**Written request:** Listed below are entries; give the number of lines among them that include "marker", and only that number.

**Recorded data:**
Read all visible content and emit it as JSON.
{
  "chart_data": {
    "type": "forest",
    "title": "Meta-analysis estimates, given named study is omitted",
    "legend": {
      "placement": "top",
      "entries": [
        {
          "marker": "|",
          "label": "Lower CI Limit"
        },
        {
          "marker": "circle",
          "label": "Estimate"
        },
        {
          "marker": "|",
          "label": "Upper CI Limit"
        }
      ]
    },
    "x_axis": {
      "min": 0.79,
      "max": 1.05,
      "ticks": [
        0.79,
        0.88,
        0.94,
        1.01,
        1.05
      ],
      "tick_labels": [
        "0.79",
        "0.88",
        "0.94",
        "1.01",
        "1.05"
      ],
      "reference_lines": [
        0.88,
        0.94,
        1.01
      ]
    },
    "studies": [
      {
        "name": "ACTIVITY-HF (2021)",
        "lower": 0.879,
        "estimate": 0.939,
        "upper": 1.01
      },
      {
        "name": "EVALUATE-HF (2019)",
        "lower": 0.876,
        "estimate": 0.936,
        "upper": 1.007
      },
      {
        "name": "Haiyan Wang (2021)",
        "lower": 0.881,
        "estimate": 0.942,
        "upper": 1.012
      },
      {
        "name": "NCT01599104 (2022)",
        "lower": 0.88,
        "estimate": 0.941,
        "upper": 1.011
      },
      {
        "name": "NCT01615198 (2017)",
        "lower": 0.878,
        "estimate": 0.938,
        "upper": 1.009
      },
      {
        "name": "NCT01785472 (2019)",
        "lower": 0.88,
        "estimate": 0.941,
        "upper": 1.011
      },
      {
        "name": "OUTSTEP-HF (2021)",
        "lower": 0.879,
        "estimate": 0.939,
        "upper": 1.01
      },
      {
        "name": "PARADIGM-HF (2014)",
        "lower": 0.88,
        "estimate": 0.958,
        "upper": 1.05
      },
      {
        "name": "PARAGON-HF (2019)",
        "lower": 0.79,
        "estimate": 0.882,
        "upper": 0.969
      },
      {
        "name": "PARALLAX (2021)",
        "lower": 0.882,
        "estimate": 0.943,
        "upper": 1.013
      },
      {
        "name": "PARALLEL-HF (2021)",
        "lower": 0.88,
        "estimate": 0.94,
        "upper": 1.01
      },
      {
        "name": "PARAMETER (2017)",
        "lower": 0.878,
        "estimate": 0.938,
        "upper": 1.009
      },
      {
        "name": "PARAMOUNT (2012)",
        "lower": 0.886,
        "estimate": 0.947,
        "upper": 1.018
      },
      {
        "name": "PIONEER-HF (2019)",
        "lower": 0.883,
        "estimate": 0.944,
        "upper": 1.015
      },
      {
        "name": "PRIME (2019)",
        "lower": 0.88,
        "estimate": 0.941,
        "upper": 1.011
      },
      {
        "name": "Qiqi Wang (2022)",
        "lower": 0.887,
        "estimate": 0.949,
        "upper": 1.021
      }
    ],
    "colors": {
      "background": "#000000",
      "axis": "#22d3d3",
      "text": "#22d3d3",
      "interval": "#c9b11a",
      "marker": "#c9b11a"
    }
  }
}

**Written response:** 4